**Short exercise**
Calculate how many lines in the following records hold the word "offline", and report that number without comment.

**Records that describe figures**
## Start
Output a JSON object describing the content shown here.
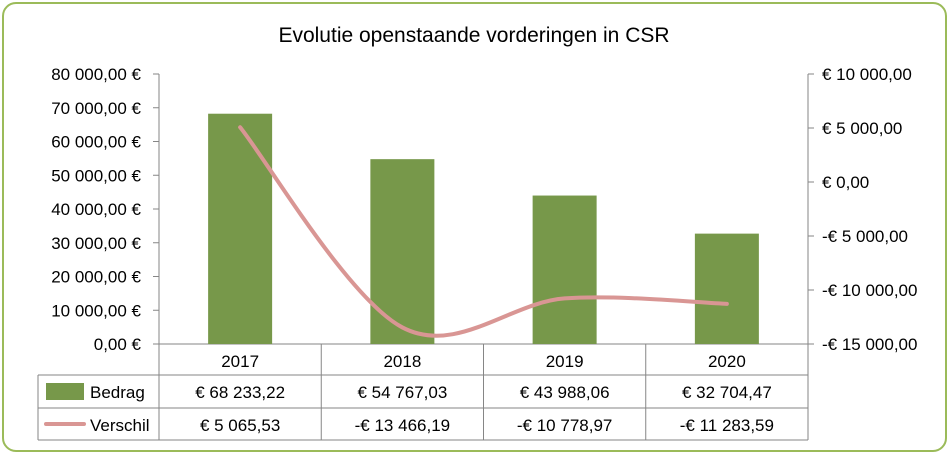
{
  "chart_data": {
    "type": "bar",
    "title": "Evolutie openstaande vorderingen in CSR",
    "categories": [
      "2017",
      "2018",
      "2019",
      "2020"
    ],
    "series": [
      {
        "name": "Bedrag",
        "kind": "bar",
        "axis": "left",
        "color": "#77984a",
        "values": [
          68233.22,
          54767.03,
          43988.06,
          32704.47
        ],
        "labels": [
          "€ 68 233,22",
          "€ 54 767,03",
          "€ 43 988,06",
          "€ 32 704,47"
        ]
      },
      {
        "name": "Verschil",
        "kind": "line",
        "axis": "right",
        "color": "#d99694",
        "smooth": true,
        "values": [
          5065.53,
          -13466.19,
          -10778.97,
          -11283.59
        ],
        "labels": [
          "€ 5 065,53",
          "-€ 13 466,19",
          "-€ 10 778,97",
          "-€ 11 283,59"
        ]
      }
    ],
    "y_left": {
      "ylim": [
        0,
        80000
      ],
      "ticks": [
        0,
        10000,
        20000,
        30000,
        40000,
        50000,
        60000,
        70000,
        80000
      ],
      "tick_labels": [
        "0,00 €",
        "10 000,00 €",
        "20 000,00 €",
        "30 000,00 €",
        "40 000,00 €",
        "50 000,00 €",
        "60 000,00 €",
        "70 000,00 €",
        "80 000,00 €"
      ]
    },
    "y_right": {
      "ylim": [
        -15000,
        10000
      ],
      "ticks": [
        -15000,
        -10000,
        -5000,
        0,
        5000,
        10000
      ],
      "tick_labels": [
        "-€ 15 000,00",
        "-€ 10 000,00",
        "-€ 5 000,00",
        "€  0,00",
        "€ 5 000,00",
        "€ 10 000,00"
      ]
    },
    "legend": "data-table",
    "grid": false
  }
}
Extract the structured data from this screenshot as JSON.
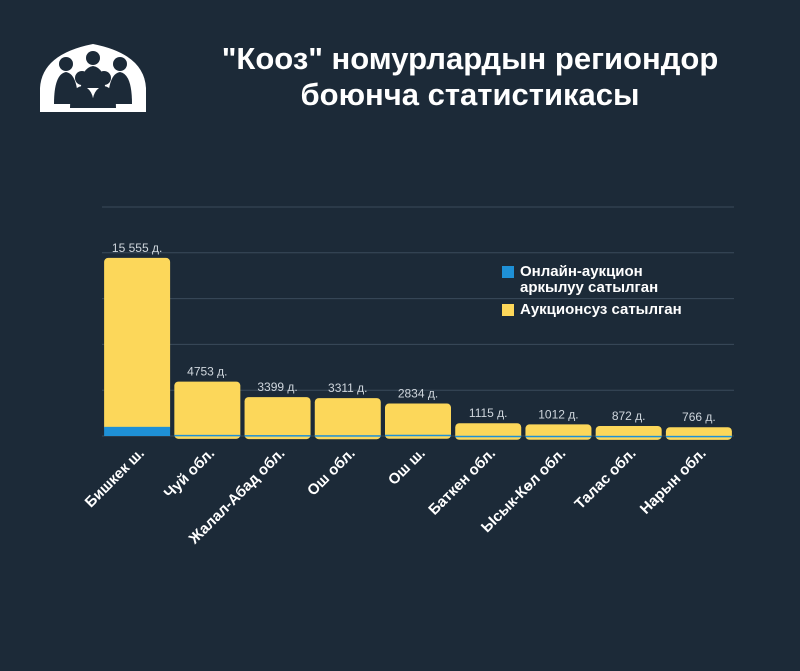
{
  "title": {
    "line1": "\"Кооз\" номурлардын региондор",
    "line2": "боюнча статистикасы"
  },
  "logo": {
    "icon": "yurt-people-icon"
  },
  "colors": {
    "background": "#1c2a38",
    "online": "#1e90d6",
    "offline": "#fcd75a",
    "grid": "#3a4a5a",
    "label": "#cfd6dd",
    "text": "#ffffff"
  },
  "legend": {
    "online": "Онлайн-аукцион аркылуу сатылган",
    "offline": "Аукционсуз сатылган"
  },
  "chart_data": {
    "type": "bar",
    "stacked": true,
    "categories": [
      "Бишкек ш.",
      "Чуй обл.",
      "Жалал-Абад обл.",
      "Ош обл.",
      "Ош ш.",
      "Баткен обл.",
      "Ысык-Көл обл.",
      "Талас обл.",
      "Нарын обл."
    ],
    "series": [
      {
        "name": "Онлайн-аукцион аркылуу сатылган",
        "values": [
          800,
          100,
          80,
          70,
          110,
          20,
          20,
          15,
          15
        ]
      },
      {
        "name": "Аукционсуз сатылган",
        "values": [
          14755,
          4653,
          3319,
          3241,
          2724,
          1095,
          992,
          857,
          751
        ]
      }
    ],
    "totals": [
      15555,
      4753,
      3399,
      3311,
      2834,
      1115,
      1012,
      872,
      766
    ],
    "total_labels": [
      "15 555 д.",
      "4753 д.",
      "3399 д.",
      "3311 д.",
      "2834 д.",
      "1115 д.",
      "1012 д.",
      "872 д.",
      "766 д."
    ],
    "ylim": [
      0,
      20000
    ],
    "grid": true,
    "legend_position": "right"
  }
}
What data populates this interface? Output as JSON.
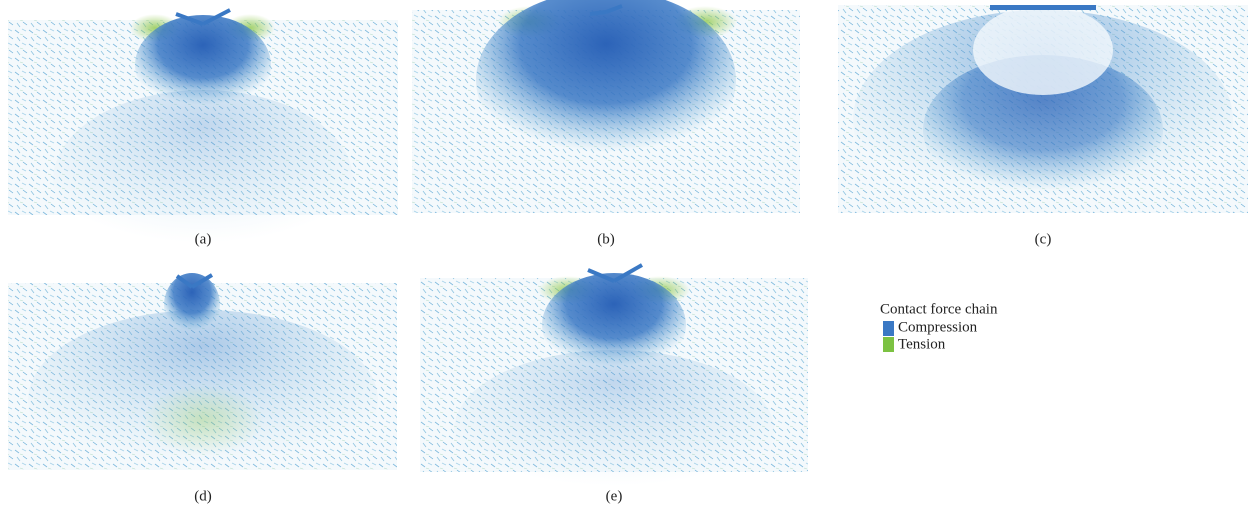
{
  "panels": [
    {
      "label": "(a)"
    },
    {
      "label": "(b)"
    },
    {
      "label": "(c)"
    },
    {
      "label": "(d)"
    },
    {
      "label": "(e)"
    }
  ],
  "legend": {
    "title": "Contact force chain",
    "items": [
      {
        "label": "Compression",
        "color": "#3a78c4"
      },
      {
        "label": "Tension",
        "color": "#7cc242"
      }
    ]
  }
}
## End
## Start
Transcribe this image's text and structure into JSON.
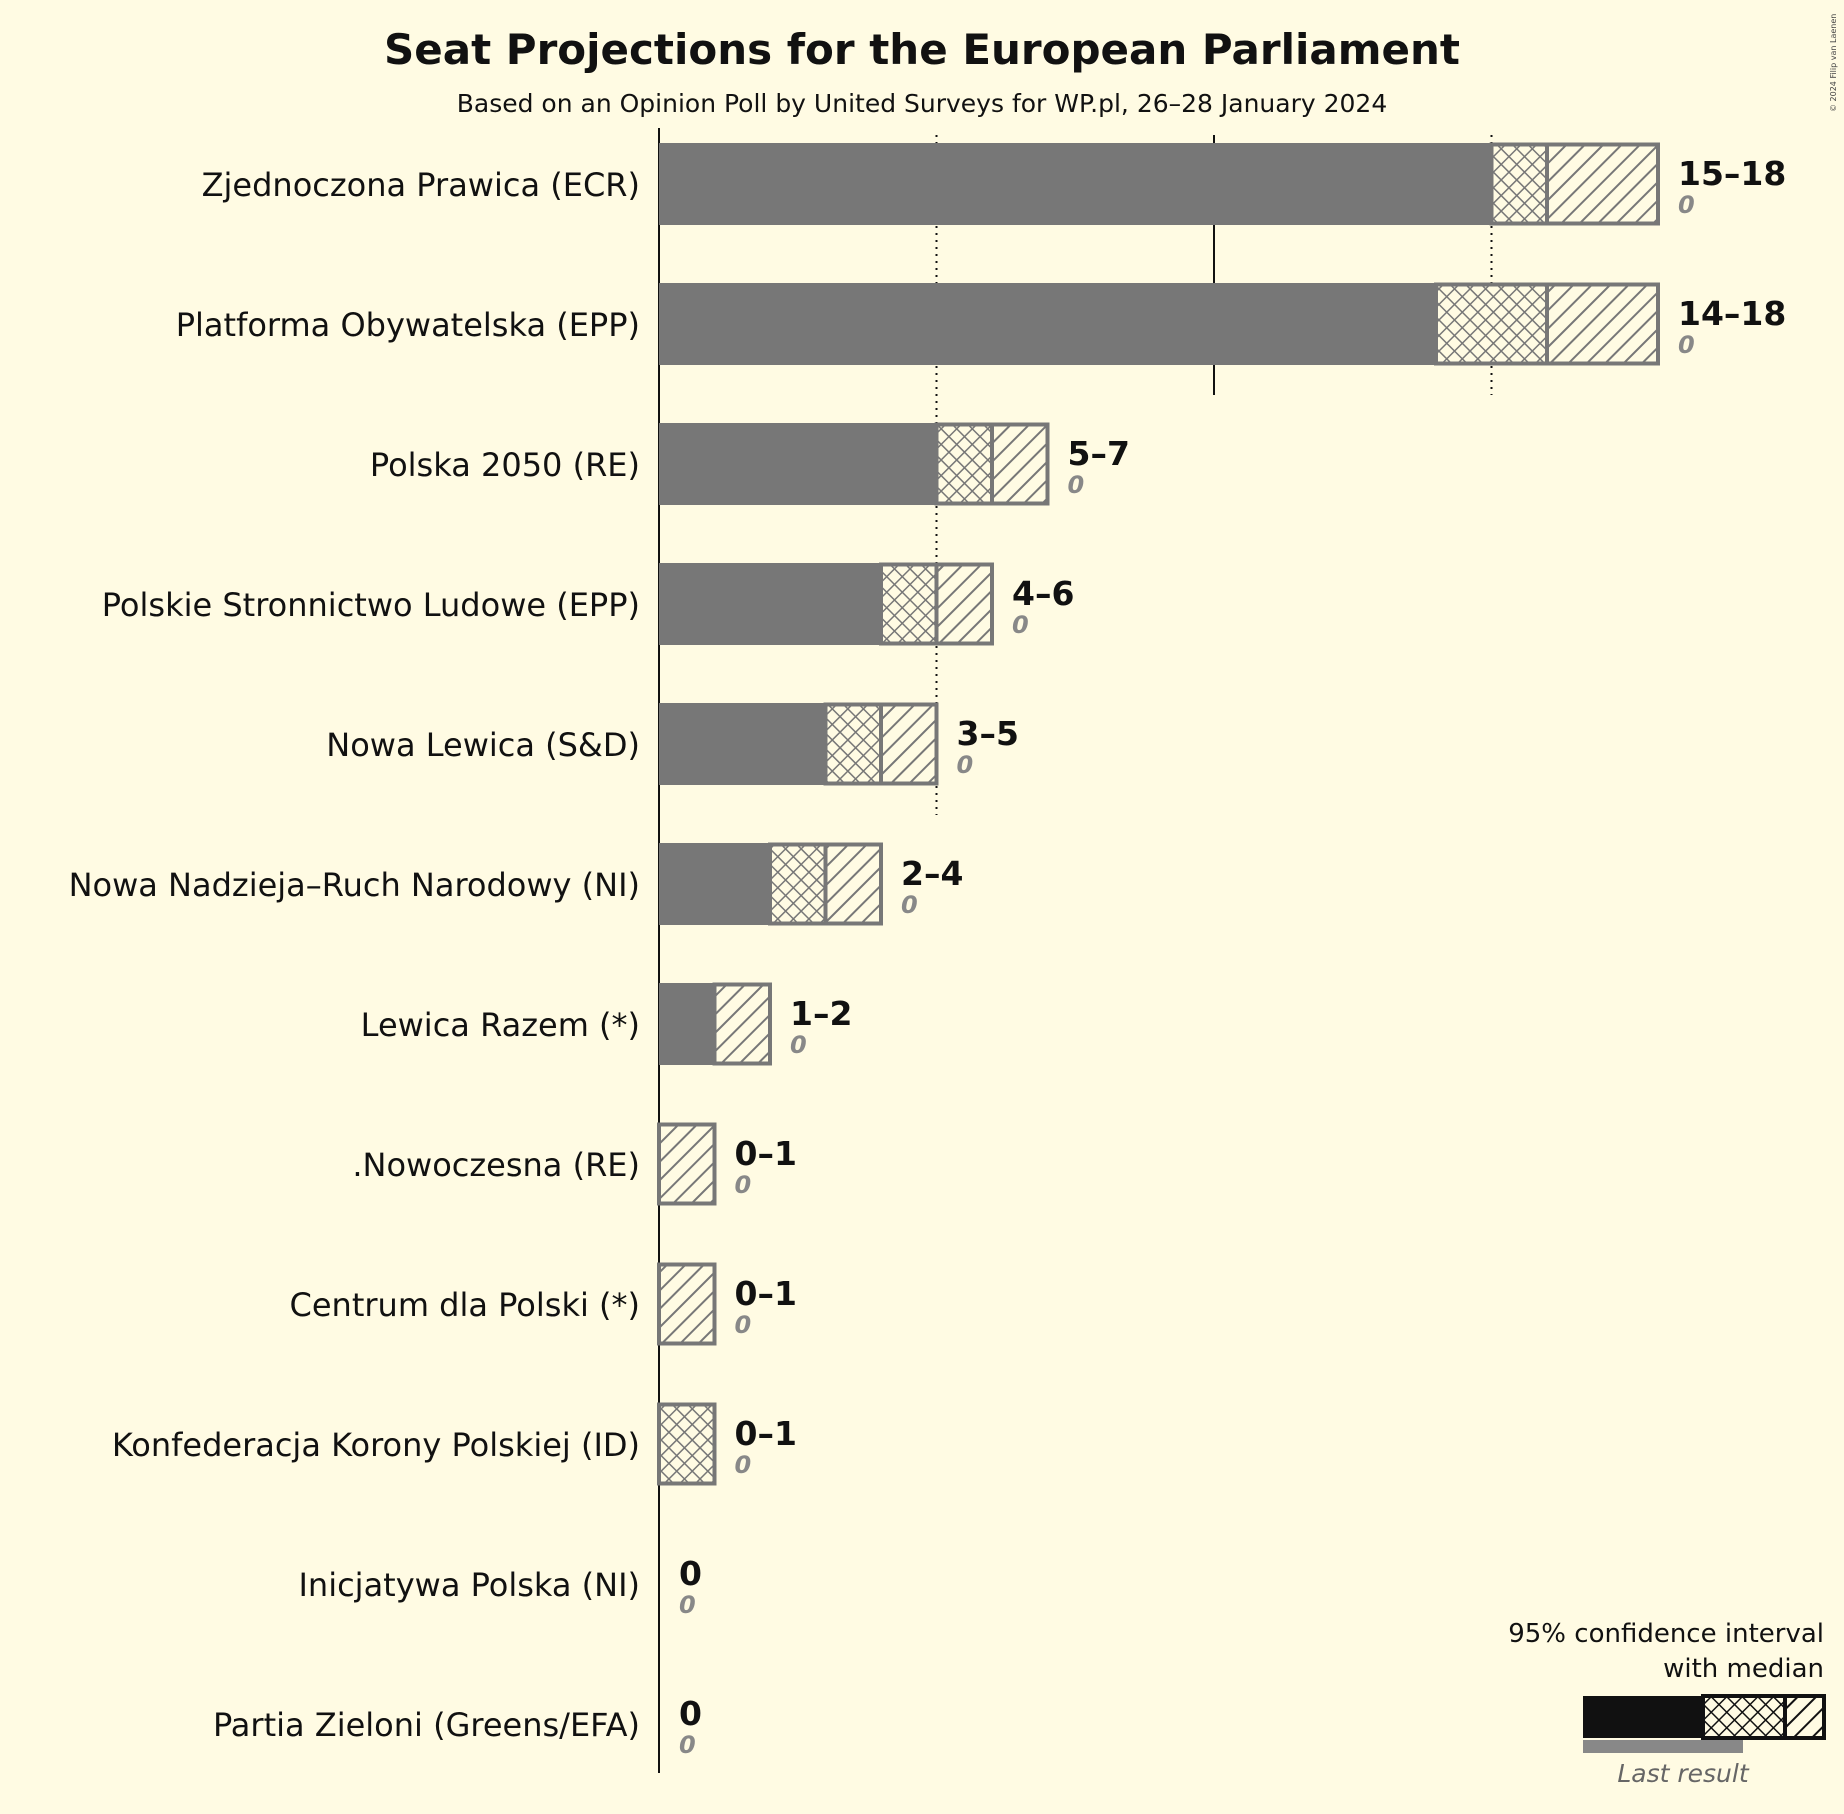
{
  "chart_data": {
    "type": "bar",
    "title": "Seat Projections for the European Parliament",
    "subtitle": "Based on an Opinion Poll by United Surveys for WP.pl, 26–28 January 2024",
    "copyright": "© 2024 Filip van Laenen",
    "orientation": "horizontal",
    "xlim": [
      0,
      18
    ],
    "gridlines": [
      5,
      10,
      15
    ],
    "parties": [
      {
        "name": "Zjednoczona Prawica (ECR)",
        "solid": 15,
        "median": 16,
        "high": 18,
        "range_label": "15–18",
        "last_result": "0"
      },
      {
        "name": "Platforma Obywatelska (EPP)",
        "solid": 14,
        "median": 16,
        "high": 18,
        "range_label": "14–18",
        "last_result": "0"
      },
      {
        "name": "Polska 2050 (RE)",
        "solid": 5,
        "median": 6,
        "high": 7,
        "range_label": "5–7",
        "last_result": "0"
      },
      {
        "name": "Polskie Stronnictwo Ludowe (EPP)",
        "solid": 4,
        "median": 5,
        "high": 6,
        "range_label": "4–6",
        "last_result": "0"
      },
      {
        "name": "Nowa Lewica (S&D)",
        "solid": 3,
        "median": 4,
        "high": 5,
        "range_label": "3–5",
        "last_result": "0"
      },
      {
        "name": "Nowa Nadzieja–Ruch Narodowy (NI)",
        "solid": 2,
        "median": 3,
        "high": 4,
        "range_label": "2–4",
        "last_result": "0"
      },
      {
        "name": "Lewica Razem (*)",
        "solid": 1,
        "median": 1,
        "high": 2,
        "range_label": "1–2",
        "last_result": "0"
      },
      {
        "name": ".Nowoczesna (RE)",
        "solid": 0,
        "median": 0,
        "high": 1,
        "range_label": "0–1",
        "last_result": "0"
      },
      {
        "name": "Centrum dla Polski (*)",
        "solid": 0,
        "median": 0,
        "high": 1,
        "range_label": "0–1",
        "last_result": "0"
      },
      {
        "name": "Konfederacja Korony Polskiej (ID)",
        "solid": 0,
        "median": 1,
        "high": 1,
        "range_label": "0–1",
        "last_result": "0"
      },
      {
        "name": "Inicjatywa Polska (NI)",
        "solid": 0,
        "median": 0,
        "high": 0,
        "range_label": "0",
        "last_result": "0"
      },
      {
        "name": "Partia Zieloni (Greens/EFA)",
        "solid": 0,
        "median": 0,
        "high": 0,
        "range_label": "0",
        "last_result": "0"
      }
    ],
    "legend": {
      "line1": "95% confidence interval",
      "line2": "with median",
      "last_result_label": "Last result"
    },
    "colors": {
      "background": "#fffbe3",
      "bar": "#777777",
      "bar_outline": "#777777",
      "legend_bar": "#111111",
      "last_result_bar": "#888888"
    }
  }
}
## End
**Exercise result**
2